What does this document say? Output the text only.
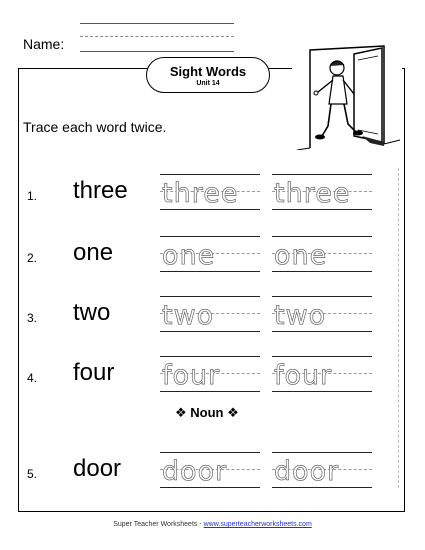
Name:
Sight Words
Unit 14
Trace each word twice.
1. three three three
2. one one one
3. two two two
4. four four four
5. door door door
❖ Noun ❖
Super Teacher Worksheets - www.superteacherworksheets.com
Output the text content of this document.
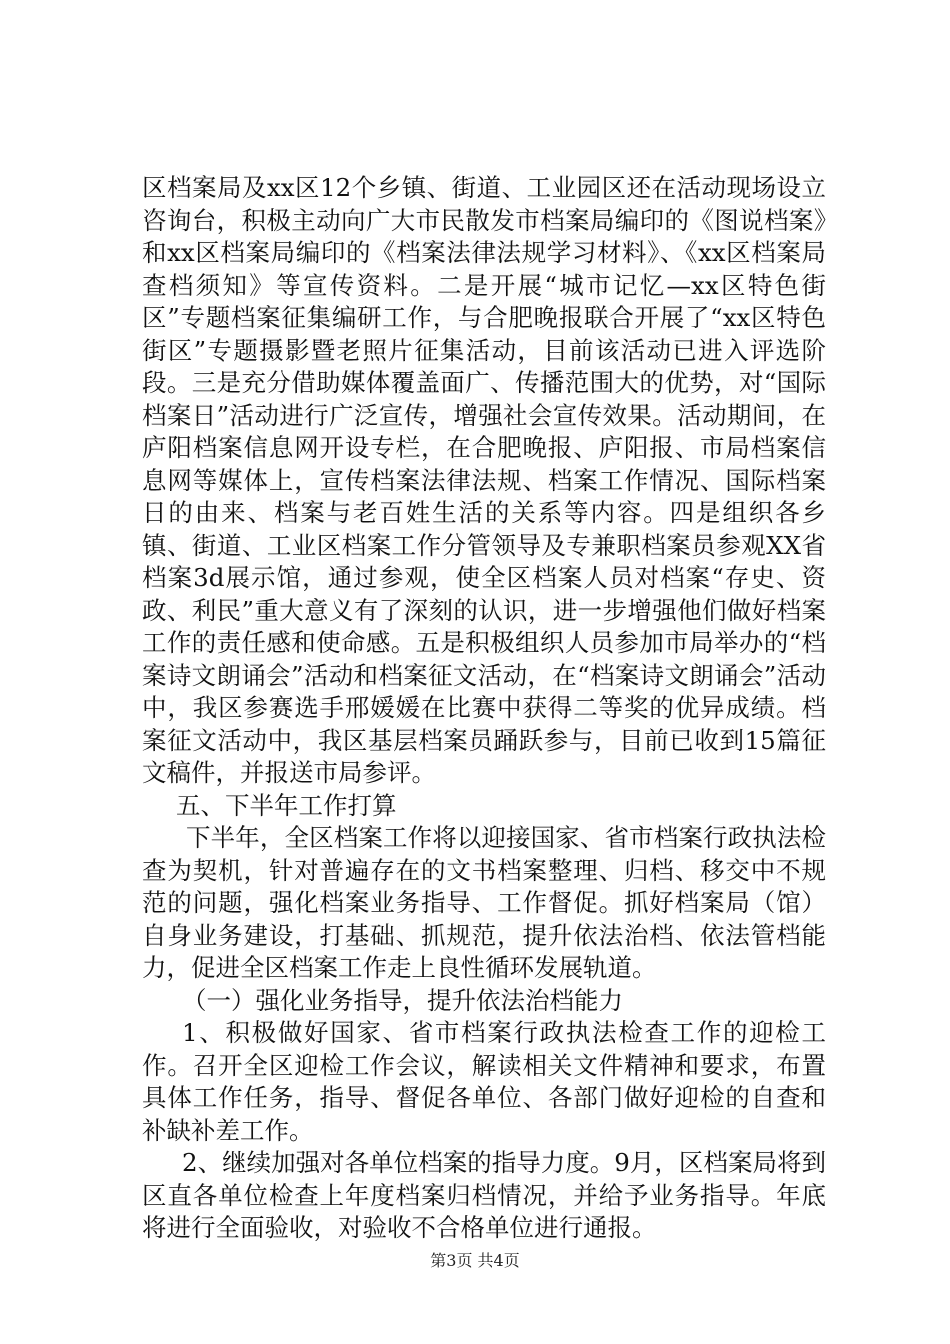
区档案局及xx区12个乡镇、街道、工业园区还在活动现场设立咨询台，积极主动向广大市民散发市档案局编印的《图说档案》和xx区档案局编印的《档案法律法规学习材料》、《xx区档案局查档须知》等宣传资料。二是开展“城市记忆—xx区特色街区”专题档案征集编研工作，与合肥晚报联合开展了“xx区特色街区”专题摄影暨老照片征集活动，目前该活动已进入评选阶段。三是充分借助媒体覆盖面广、传播范围大的优势，对“国际档案日”活动进行广泛宣传，增强社会宣传效果。活动期间，在庐阳档案信息网开设专栏，在合肥晚报、庐阳报、市局档案信息网等媒体上，宣传档案法律法规、档案工作情况、国际档案日的由来、档案与老百姓生活的关系等内容。四是组织各乡镇、街道、工业区档案工作分管领导及专兼职档案员参观XX省档案3d展示馆，通过参观，使全区档案人员对档案“存史、资政、利民”重大意义有了深刻的认识，进一步增强他们做好档案工作的责任感和使命感。五是积极组织人员参加市局举办的“档案诗文朗诵会”活动和档案征文活动，在“档案诗文朗诵会”活动中，我区参赛选手邢媛媛在比赛中获得二等奖的优异成绩。档案征文活动中，我区基层档案员踊跃参与，目前已收到15篇征文稿件，并报送市局参评。

五、下半年工作打算

下半年，全区档案工作将以迎接国家、省市档案行政执法检查为契机，针对普遍存在的文书档案整理、归档、移交中不规范的问题，强化档案业务指导、工作督促。抓好档案局（馆）自身业务建设，打基础、抓规范，提升依法治档、依法管档能力，促进全区档案工作走上良性循环发展轨道。

（一）强化业务指导，提升依法治档能力

1、积极做好国家、省市档案行政执法检查工作的迎检工作。召开全区迎检工作会议，解读相关文件精神和要求，布置具体工作任务，指导、督促各单位、各部门做好迎检的自查和补缺补差工作。

2、继续加强对各单位档案的指导力度。9月，区档案局将到区直各单位检查上年度档案归档情况，并给予业务指导。年底将进行全面验收，对验收不合格单位进行通报。

第3页 共4页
——
→ YOUR TASK
Set down the material above as is, without any pictures.

→ RESPONSE FOR THIS EXERCISE
What does this document say? Output the text only.
Name:
Sight Words
Unit 14
Trace each word twice.
1. three three three
2. one one one
3. two two two
4. four four four
5. door door door
❖ Noun ❖
Super Teacher Worksheets - www.superteacherworksheets.com
Output the text content of this document.
区档案局及xx区12个乡镇、街道、工业园区还在活动现场设立咨询台，积极主动向广大市民散发市档案局编印的《图说档案》和xx区档案局编印的《档案法律法规学习材料》、《xx区档案局查档须知》等宣传资料。二是开展“城市记忆—xx区特色街区”专题档案征集编研工作，与合肥晚报联合开展了“xx区特色街区”专题摄影暨老照片征集活动，目前该活动已进入评选阶段。三是充分借助媒体覆盖面广、传播范围大的优势，对“国际档案日”活动进行广泛宣传，增强社会宣传效果。活动期间，在庐阳档案信息网开设专栏，在合肥晚报、庐阳报、市局档案信息网等媒体上，宣传档案法律法规、档案工作情况、国际档案日的由来、档案与老百姓生活的关系等内容。四是组织各乡镇、街道、工业区档案工作分管领导及专兼职档案员参观XX省档案3d展示馆，通过参观，使全区档案人员对档案“存史、资政、利民”重大意义有了深刻的认识，进一步增强他们做好档案工作的责任感和使命感。五是积极组织人员参加市局举办的“档案诗文朗诵会”活动和档案征文活动，在“档案诗文朗诵会”活动中，我区参赛选手邢媛媛在比赛中获得二等奖的优异成绩。档案征文活动中，我区基层档案员踊跃参与，目前已收到15篇征文稿件，并报送市局参评。

五、下半年工作打算

下半年，全区档案工作将以迎接国家、省市档案行政执法检查为契机，针对普遍存在的文书档案整理、归档、移交中不规范的问题，强化档案业务指导、工作督促。抓好档案局（馆）自身业务建设，打基础、抓规范，提升依法治档、依法管档能力，促进全区档案工作走上良性循环发展轨道。

（一）强化业务指导，提升依法治档能力

1、积极做好国家、省市档案行政执法检查工作的迎检工作。召开全区迎检工作会议，解读相关文件精神和要求，布置具体工作任务，指导、督促各单位、各部门做好迎检的自查和补缺补差工作。

2、继续加强对各单位档案的指导力度。9月，区档案局将到区直各单位检查上年度档案归档情况，并给予业务指导。年底将进行全面验收，对验收不合格单位进行通报。

第3页 共4页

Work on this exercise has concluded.